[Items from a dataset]
★ ★ ★ ★
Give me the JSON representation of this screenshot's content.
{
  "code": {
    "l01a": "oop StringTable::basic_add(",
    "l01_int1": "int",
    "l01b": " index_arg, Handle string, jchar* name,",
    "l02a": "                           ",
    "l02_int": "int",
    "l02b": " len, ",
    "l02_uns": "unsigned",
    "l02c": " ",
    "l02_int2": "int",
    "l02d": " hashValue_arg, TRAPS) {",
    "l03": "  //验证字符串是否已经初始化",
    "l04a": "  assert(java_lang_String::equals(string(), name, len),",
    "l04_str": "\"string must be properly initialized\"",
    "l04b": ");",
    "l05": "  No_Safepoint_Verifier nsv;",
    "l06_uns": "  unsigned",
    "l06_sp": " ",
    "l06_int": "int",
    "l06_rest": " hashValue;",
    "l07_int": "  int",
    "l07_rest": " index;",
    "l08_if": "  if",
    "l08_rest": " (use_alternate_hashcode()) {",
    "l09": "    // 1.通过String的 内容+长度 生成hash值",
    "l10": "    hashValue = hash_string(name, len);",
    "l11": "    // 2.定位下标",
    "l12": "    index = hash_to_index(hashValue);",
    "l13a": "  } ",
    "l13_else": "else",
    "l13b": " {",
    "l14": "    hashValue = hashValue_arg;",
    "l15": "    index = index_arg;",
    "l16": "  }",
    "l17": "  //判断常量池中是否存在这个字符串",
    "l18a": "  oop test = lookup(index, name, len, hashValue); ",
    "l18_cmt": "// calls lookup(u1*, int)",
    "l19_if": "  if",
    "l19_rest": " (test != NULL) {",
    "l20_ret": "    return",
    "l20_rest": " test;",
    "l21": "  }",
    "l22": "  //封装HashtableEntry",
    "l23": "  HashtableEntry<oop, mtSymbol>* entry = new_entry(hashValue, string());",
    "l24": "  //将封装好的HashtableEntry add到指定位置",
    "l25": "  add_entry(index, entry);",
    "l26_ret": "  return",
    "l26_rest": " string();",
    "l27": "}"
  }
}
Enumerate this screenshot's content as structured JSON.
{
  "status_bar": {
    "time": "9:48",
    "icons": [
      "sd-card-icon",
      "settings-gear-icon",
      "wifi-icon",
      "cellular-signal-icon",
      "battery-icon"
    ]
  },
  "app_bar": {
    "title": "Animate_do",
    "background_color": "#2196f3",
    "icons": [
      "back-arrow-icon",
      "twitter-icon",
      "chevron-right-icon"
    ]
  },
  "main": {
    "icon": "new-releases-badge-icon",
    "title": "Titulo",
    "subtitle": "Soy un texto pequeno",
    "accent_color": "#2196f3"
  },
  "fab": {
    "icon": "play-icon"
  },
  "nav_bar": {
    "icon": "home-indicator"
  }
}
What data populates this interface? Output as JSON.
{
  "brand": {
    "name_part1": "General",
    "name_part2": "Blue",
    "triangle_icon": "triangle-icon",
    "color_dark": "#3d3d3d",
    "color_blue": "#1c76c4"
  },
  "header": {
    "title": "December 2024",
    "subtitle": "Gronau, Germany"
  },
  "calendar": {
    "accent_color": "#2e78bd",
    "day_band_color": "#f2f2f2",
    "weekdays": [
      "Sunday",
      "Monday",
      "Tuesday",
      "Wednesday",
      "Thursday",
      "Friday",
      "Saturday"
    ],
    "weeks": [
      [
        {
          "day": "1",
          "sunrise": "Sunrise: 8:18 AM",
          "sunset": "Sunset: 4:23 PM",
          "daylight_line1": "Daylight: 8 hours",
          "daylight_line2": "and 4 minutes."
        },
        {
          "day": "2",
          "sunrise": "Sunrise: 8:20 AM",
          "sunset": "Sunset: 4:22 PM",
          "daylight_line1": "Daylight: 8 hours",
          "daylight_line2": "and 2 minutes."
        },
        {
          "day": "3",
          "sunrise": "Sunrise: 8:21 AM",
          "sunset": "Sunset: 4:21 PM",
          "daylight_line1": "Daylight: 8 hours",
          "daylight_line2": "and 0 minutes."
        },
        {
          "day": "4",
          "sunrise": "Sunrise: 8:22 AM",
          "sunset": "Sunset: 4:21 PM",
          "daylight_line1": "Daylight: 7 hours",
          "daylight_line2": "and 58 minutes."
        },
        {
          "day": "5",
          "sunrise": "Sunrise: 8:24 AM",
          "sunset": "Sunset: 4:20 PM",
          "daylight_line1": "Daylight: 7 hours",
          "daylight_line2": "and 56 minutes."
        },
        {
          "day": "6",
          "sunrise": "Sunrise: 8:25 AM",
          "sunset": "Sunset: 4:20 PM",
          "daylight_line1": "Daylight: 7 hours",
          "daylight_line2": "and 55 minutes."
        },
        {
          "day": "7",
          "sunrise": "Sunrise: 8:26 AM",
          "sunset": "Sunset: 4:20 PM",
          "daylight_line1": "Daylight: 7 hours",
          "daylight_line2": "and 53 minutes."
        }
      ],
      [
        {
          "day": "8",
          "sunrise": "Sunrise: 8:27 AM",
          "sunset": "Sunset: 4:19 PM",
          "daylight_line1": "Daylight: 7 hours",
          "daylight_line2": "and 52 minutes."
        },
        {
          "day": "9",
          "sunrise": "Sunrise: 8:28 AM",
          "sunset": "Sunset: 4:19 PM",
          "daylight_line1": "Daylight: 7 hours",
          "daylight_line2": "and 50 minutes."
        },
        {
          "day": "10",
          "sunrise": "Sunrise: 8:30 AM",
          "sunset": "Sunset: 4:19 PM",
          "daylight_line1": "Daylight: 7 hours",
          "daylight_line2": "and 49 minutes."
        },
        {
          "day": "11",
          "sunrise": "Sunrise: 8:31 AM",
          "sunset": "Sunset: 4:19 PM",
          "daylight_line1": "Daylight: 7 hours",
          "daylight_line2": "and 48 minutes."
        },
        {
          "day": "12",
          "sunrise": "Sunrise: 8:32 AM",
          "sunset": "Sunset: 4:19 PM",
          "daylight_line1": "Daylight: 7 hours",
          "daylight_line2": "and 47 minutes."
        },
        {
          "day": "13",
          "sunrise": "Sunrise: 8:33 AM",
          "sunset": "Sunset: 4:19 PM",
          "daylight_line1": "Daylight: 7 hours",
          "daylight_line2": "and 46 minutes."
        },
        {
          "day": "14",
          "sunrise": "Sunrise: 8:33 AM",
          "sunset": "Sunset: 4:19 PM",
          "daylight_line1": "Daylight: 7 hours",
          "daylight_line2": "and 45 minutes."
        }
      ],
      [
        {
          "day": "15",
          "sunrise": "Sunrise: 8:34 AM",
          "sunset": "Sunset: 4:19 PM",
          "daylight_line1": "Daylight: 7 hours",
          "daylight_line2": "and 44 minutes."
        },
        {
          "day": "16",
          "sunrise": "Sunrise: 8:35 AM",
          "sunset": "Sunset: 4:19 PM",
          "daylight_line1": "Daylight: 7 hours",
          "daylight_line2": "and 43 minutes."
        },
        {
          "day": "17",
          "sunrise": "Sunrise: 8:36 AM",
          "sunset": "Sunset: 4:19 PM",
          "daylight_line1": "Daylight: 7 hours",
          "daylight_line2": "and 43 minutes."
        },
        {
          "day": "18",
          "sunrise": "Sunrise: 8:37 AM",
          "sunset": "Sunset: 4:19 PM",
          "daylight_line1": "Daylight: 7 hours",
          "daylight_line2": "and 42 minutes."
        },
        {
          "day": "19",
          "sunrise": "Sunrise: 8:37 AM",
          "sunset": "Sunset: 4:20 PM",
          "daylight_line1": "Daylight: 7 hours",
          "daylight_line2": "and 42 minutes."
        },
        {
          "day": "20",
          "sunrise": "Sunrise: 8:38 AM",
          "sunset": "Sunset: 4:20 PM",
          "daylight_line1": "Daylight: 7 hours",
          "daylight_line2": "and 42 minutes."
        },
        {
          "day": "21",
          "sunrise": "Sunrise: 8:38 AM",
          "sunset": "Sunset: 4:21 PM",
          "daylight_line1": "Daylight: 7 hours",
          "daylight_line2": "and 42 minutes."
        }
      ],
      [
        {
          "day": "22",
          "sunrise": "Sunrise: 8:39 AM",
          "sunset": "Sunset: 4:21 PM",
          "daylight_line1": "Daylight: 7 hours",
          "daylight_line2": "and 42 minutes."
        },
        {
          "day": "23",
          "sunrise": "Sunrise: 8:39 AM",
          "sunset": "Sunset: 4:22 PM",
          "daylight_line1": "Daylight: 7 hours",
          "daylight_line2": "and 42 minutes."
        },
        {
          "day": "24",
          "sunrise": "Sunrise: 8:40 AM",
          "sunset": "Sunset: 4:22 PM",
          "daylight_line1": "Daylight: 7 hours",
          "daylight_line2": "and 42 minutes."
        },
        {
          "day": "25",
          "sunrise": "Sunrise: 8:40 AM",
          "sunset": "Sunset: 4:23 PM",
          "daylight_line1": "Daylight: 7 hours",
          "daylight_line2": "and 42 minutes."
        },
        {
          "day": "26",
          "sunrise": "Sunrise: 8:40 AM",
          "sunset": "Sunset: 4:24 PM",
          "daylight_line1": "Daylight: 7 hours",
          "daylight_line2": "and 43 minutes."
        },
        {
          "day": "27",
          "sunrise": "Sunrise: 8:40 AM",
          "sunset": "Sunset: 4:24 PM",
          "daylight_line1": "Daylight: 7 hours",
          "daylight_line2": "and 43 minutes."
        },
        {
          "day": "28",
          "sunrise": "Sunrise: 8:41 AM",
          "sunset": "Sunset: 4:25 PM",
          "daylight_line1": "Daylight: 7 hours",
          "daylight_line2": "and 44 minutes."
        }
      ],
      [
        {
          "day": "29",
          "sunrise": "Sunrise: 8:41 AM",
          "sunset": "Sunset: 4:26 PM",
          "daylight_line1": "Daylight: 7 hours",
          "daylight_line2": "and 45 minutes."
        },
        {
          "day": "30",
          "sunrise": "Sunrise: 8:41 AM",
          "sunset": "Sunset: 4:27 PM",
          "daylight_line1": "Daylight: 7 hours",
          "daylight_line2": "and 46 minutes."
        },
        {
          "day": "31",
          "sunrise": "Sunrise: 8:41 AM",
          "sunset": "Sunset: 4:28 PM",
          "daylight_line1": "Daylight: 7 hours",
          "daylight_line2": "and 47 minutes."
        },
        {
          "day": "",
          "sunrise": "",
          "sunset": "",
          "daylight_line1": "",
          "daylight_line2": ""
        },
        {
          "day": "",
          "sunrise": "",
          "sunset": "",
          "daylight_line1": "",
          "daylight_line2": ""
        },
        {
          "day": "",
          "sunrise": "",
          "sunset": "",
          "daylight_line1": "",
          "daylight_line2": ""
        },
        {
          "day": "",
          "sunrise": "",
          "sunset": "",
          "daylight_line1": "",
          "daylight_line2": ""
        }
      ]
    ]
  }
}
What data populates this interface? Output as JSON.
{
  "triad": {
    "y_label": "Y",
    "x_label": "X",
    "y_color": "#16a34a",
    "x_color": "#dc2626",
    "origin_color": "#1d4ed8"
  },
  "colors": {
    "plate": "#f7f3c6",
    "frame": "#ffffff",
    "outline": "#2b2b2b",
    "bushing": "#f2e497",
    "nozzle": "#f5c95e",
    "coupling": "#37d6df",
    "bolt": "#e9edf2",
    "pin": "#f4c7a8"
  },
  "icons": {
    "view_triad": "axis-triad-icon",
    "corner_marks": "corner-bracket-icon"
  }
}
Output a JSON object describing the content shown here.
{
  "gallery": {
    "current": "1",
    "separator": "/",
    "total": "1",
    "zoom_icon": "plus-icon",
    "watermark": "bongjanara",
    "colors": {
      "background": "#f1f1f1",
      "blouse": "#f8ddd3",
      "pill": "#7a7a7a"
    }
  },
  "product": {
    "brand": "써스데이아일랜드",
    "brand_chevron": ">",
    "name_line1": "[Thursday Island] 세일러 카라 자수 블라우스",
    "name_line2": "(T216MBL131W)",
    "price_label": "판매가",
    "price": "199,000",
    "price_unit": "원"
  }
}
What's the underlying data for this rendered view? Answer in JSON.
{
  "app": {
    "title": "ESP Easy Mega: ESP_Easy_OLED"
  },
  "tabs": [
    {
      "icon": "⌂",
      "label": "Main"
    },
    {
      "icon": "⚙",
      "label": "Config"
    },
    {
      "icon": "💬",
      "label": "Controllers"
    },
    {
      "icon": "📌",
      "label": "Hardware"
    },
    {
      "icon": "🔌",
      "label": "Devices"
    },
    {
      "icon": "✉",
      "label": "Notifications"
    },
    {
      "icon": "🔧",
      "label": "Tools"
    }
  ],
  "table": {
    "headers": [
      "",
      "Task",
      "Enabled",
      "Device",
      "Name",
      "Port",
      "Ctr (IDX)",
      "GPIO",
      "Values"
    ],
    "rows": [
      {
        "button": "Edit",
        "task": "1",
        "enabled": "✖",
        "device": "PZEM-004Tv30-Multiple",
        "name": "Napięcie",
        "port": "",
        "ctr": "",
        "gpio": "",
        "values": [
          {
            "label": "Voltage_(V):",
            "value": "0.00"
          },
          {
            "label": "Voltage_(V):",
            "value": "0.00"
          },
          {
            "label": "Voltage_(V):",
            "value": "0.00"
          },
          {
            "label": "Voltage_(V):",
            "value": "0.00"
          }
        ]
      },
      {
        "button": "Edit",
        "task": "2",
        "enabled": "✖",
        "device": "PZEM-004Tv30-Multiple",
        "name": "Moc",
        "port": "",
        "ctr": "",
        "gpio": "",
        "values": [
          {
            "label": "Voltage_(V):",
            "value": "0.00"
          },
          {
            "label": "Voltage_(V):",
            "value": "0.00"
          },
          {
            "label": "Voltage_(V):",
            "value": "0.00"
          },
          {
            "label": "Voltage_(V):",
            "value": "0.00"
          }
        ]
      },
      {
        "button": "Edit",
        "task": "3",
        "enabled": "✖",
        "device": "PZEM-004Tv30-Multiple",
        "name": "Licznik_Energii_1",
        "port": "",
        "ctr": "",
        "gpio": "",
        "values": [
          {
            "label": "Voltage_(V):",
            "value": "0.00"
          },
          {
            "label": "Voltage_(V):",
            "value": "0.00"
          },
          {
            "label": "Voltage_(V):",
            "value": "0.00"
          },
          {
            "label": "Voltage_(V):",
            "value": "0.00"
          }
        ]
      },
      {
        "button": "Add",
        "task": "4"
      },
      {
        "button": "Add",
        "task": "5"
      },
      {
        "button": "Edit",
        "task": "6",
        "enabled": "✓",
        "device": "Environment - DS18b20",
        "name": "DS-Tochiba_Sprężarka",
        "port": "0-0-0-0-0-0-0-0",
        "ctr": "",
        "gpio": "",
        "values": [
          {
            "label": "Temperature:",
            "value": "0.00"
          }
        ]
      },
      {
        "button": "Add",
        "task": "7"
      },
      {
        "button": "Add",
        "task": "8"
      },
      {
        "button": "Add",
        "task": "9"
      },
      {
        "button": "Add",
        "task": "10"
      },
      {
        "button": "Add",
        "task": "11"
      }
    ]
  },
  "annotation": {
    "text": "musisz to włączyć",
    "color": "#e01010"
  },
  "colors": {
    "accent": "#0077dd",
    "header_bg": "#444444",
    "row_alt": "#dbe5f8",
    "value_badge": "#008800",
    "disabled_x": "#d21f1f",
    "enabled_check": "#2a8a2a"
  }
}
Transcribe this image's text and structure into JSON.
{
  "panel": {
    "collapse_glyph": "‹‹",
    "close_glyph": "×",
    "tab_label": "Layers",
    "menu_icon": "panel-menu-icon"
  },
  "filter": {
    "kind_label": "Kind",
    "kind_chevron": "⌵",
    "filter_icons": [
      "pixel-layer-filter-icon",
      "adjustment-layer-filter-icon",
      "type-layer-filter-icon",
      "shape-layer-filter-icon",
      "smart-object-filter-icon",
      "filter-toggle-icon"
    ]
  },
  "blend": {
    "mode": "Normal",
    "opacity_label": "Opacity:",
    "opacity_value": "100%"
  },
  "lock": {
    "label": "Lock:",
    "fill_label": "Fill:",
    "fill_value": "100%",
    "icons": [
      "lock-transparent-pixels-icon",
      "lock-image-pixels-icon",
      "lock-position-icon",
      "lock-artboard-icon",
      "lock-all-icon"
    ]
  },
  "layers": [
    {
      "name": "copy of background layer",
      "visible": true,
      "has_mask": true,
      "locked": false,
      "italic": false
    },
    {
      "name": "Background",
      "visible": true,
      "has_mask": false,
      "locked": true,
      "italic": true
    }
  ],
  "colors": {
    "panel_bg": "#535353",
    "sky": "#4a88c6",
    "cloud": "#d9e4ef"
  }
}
★ ★ ★ ★
Required task —
Reproduce exactly the line that holds "Transcribe this image's", then every line after it, ending with the final line of the records above.

Written reply —
Transcribe this image's text and structure into JSON.
{
  "panel": {
    "collapse_glyph": "‹‹",
    "close_glyph": "×",
    "tab_label": "Layers",
    "menu_icon": "panel-menu-icon"
  },
  "filter": {
    "kind_label": "Kind",
    "kind_chevron": "⌵",
    "filter_icons": [
      "pixel-layer-filter-icon",
      "adjustment-layer-filter-icon",
      "type-layer-filter-icon",
      "shape-layer-filter-icon",
      "smart-object-filter-icon",
      "filter-toggle-icon"
    ]
  },
  "blend": {
    "mode": "Normal",
    "opacity_label": "Opacity:",
    "opacity_value": "100%"
  },
  "lock": {
    "label": "Lock:",
    "fill_label": "Fill:",
    "fill_value": "100%",
    "icons": [
      "lock-transparent-pixels-icon",
      "lock-image-pixels-icon",
      "lock-position-icon",
      "lock-artboard-icon",
      "lock-all-icon"
    ]
  },
  "layers": [
    {
      "name": "copy of background layer",
      "visible": true,
      "has_mask": true,
      "locked": false,
      "italic": false
    },
    {
      "name": "Background",
      "visible": true,
      "has_mask": false,
      "locked": true,
      "italic": true
    }
  ],
  "colors": {
    "panel_bg": "#535353",
    "sky": "#4a88c6",
    "cloud": "#d9e4ef"
  }
}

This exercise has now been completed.